### Work to complete
Figure out how many lines of the material below contain the word "color". Answer with the number only.

— begin The records —

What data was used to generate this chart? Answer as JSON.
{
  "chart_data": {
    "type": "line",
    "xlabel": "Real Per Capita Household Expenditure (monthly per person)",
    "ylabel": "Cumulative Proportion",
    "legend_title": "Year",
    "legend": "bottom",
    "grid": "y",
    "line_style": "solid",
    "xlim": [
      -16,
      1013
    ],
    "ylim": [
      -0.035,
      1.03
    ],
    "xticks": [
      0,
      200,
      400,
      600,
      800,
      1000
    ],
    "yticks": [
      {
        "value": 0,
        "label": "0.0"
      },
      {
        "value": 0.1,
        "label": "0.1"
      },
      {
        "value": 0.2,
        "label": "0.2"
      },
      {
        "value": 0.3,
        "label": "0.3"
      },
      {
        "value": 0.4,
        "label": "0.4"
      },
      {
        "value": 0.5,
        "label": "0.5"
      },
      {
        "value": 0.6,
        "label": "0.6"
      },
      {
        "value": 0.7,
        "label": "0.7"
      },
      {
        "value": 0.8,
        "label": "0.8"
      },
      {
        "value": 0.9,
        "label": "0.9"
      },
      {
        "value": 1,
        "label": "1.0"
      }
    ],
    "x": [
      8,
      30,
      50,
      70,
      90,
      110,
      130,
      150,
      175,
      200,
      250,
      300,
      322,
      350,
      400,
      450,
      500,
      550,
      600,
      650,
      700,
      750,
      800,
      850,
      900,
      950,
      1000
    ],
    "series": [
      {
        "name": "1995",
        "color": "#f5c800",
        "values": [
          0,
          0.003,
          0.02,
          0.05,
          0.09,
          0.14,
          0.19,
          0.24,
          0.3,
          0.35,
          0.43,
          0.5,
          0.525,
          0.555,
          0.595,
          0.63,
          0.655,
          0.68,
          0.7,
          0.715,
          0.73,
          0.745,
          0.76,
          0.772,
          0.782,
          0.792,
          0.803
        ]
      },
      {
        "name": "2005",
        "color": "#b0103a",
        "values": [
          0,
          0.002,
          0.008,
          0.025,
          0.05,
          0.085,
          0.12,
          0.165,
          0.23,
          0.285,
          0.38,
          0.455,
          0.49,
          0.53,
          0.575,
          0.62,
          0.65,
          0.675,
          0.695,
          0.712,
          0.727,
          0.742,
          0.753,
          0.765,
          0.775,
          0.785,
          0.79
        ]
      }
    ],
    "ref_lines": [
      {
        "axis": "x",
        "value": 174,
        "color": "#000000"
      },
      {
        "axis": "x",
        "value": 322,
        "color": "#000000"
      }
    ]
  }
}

— end The records —

### Written answer
4